**INPUT ROWS**
_ _ _ _ _ _ _

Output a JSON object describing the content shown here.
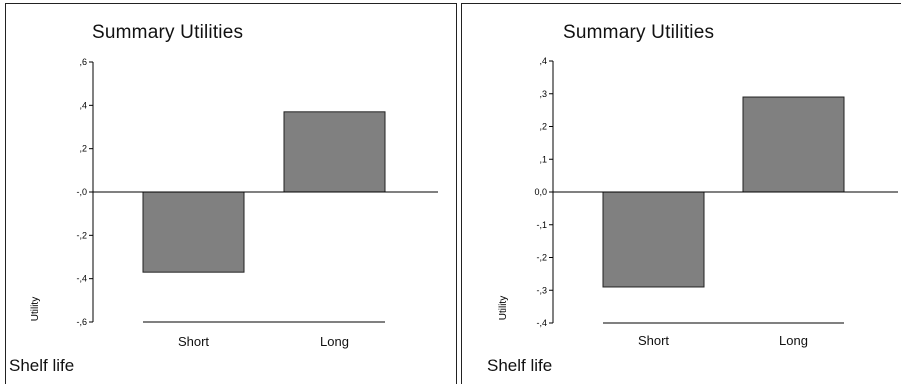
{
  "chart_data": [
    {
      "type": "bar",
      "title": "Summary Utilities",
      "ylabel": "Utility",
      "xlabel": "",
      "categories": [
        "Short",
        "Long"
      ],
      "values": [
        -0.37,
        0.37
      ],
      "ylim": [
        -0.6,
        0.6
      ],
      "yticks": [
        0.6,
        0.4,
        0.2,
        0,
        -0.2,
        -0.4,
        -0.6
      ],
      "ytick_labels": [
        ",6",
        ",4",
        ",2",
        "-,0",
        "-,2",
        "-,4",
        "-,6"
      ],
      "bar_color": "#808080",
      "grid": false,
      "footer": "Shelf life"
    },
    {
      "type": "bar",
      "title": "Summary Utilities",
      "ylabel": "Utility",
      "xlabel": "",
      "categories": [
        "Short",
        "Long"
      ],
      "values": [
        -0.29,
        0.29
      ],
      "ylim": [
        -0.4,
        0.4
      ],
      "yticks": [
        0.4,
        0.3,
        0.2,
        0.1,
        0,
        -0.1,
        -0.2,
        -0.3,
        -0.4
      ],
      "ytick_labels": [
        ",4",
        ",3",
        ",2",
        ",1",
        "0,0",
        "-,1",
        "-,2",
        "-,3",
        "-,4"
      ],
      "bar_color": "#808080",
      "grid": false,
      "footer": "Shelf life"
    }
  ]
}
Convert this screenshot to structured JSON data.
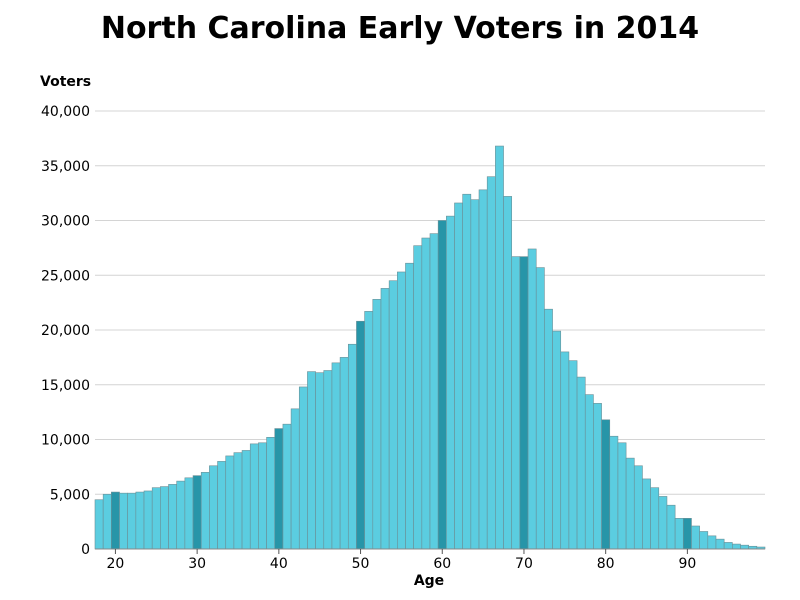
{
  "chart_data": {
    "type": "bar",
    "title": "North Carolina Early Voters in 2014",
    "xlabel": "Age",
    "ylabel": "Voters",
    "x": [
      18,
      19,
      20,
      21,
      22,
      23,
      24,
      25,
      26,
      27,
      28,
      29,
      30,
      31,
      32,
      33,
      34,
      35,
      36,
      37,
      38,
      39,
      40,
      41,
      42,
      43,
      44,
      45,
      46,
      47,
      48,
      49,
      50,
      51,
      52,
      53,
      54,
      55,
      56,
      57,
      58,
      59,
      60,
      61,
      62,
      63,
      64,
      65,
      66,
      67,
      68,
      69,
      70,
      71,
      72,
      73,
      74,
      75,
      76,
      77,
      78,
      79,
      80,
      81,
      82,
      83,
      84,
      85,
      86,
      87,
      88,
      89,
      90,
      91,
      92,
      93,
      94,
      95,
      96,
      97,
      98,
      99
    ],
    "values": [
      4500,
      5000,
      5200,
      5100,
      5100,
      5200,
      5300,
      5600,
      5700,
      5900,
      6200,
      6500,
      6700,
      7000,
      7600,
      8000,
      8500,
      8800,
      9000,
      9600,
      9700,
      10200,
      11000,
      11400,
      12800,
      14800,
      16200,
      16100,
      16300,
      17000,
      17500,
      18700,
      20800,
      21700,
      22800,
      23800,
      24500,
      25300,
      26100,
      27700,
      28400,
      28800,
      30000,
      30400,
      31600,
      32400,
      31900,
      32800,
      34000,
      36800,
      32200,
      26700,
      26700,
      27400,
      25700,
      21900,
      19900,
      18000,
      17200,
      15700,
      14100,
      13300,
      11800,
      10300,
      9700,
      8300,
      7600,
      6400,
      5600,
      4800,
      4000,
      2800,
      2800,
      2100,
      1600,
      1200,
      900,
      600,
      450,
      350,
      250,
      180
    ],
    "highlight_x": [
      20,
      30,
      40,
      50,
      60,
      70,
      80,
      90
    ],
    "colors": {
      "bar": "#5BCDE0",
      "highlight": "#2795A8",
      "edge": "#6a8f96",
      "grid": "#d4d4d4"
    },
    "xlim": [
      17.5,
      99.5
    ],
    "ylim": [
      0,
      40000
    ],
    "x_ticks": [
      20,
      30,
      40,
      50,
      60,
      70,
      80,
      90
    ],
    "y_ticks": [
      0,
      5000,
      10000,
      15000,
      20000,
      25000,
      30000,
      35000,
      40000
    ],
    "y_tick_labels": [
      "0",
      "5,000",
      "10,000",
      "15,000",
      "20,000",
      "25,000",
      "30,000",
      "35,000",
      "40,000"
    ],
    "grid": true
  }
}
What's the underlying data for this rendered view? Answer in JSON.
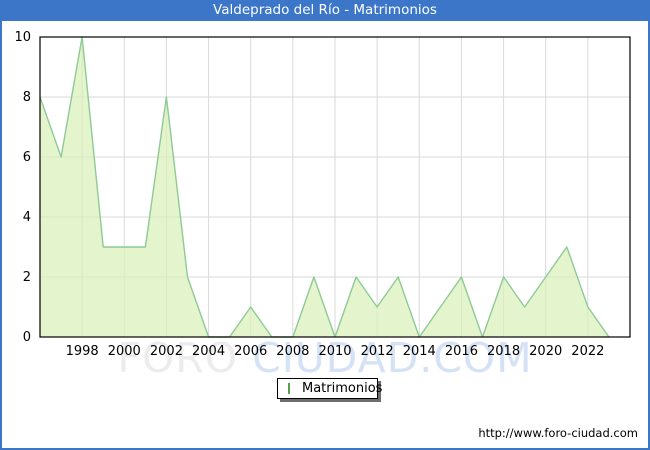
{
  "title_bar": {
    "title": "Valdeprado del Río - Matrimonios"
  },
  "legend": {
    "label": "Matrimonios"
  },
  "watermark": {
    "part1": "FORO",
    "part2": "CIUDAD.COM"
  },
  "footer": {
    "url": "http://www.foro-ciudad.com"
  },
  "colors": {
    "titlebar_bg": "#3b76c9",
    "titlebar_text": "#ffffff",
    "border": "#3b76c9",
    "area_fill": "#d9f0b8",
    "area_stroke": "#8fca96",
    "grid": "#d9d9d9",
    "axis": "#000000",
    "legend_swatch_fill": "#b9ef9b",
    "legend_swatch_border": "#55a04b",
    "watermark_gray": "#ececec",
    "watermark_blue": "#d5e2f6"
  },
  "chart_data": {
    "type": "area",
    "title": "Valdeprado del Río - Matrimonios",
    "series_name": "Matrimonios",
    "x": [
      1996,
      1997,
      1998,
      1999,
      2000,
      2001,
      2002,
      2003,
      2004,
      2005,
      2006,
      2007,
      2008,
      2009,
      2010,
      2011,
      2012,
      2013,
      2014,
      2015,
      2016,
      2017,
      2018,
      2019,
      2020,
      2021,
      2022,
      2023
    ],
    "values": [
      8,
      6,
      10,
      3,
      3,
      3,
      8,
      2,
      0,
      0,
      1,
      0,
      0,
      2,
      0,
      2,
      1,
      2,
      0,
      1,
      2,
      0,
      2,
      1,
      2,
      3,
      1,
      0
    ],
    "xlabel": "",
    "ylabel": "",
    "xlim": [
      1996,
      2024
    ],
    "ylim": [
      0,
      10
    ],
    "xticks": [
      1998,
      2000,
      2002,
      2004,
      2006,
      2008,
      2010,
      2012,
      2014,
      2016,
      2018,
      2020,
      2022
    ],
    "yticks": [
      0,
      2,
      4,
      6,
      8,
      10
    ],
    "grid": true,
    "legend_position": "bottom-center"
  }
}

_ _ _ _ _ _ _

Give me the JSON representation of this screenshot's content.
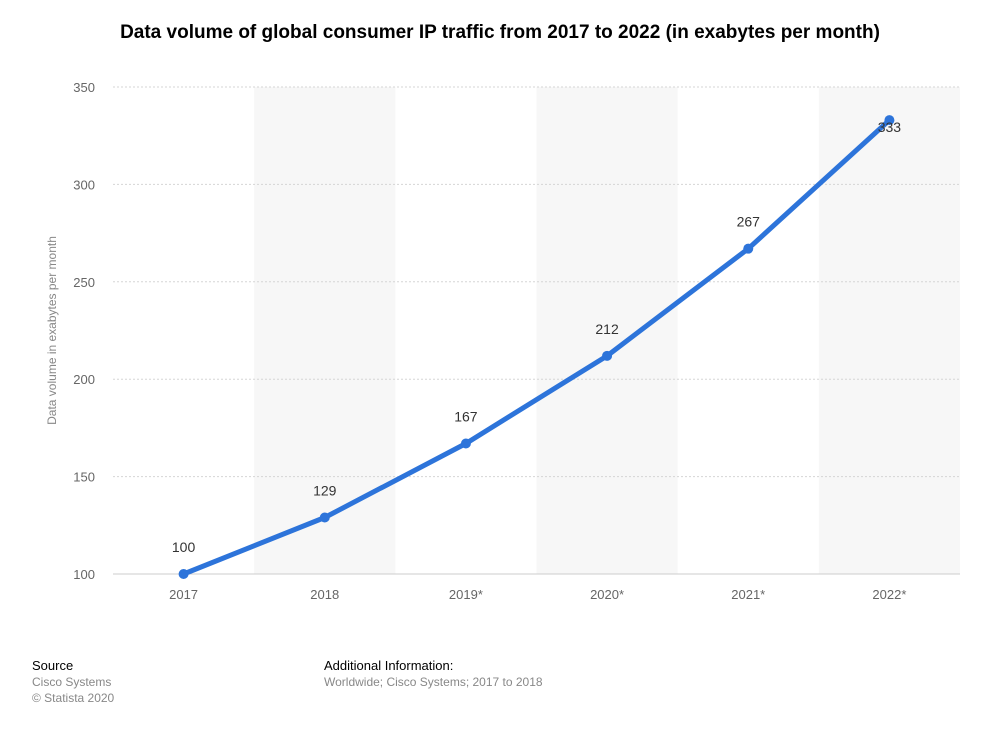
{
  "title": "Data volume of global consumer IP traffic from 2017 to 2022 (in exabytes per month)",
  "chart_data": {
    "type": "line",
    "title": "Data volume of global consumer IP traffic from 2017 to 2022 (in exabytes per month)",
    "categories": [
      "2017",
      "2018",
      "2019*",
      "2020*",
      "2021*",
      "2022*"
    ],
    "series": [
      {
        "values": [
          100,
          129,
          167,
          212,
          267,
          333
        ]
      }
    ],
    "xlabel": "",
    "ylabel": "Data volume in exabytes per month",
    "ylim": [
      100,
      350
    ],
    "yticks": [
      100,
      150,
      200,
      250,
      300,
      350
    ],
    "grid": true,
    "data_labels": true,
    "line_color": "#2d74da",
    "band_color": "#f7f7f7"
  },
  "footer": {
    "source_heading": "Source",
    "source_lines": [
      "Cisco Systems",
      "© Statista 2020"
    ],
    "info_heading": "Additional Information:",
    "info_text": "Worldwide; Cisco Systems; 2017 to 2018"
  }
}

_ _ _ _ _ _ _

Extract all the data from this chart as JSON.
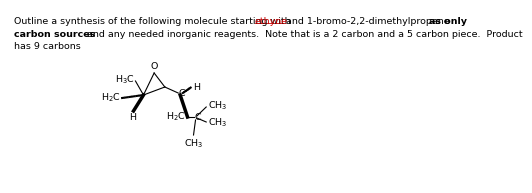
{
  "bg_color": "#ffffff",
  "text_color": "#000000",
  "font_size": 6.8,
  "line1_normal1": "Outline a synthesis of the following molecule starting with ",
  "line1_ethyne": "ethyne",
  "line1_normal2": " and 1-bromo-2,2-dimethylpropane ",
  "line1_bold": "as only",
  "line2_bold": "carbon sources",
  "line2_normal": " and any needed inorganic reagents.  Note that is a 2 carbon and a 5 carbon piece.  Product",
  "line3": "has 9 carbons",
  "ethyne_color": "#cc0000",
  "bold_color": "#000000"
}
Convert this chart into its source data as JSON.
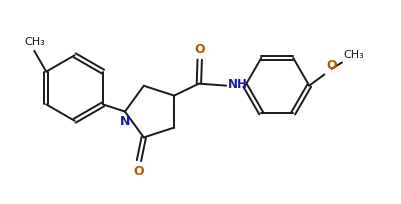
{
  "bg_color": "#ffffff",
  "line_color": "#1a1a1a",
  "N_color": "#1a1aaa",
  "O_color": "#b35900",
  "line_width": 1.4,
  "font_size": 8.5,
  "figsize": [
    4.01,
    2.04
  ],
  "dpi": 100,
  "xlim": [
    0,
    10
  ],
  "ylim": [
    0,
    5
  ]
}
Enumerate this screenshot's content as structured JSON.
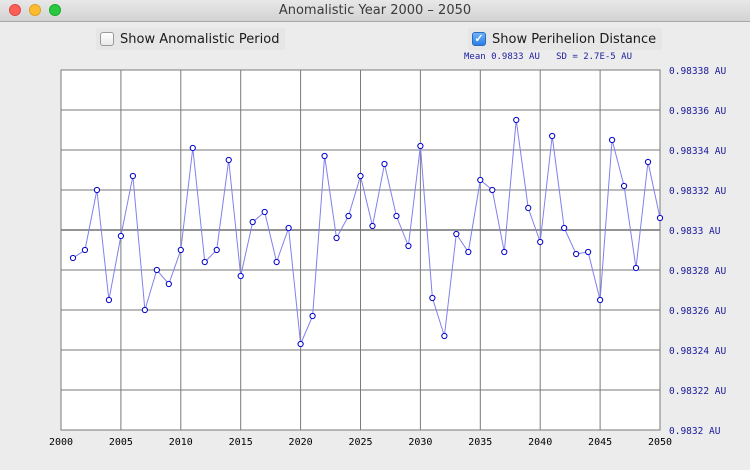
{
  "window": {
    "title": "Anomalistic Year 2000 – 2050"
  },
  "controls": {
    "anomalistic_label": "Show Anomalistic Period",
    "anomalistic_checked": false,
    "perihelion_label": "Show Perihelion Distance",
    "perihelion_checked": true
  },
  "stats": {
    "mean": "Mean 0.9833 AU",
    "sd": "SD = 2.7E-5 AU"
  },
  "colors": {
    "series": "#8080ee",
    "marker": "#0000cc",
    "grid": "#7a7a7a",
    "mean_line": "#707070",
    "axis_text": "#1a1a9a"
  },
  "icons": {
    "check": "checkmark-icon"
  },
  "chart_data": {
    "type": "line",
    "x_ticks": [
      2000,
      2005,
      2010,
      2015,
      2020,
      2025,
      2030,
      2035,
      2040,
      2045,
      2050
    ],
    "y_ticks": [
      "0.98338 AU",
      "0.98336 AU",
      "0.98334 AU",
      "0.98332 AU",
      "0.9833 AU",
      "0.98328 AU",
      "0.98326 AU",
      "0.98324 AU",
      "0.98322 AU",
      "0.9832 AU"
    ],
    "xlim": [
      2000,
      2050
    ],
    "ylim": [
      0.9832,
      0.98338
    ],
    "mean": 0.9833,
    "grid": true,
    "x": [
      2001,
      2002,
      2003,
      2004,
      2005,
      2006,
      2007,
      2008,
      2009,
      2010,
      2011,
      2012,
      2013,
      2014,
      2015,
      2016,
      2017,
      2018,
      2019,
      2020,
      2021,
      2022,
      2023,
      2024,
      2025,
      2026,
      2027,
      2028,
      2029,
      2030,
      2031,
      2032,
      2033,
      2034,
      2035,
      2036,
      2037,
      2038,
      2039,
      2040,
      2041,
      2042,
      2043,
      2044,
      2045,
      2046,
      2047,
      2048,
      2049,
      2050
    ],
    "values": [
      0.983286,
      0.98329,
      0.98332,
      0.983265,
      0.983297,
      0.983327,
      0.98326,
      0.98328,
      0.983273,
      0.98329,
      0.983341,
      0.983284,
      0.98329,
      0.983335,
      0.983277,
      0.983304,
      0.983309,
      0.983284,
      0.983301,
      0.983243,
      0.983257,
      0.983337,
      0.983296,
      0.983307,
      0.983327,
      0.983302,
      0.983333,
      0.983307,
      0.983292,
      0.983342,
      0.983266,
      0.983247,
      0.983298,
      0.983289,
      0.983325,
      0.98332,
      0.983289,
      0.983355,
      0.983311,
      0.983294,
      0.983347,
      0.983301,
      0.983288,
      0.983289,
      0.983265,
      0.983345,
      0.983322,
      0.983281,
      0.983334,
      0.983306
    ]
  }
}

_ _ _ _ _ _ _

Your answer should be a single number: the count of lines holding the word "month".

**FINAL ANSWER**
3